Problem details
Check every line of the entries for "title", and copy the lines that hold it.

Stored dataset items
#####
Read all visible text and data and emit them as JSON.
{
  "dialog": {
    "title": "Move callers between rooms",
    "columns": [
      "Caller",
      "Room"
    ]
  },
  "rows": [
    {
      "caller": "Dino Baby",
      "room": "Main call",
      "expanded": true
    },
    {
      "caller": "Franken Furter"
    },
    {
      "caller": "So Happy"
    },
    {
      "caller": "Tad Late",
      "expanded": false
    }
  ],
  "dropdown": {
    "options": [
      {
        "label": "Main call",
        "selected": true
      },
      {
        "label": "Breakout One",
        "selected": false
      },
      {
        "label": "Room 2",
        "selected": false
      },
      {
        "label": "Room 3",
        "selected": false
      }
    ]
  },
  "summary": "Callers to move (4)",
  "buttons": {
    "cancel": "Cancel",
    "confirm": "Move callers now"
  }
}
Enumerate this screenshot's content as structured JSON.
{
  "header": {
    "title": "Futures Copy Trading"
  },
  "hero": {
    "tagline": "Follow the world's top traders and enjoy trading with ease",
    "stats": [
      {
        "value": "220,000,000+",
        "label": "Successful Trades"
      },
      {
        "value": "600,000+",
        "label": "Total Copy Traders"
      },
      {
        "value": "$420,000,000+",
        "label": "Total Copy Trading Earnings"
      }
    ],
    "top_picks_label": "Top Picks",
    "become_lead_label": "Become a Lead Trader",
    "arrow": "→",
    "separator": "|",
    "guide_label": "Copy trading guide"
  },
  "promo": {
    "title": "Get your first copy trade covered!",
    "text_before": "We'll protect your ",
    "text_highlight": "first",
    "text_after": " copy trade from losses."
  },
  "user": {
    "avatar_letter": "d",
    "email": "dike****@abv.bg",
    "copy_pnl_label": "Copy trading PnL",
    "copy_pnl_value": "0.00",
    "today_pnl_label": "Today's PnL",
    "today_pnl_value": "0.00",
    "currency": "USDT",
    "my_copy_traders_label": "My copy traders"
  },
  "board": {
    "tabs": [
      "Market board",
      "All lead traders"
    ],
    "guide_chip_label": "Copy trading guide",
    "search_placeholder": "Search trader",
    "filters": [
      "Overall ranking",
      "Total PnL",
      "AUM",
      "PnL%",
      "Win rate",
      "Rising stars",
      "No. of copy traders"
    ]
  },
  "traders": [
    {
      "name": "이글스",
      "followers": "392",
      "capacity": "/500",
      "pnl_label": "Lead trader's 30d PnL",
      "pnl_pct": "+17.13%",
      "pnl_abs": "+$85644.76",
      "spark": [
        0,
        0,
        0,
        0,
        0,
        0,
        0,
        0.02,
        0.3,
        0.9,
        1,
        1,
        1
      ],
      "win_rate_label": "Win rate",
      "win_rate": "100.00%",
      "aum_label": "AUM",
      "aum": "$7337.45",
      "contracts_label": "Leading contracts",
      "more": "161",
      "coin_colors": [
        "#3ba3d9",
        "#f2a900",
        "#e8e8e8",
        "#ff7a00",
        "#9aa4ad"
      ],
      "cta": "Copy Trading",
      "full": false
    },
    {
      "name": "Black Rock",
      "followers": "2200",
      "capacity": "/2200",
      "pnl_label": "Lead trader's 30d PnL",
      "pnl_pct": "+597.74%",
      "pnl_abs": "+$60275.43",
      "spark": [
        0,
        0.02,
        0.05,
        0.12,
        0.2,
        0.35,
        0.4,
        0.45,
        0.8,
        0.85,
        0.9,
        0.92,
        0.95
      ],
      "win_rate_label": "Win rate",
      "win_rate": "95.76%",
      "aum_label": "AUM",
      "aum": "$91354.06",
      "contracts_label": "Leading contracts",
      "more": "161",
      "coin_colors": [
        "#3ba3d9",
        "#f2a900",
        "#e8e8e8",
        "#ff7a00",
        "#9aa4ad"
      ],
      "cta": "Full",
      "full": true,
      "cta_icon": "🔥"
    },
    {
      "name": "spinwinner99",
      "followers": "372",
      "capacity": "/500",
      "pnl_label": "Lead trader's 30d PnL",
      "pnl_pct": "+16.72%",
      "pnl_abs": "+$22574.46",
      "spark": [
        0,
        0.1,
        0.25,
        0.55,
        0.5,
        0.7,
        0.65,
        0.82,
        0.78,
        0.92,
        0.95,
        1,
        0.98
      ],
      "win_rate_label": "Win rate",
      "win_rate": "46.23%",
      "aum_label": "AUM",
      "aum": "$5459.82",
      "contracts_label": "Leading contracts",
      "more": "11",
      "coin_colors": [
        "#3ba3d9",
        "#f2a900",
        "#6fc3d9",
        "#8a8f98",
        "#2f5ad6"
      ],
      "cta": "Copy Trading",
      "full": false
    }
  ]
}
#####
Complete response
    "title": "Move callers between rooms",
    "title": "Futures Copy Trading"
    "title": "Get your first copy trade covered!",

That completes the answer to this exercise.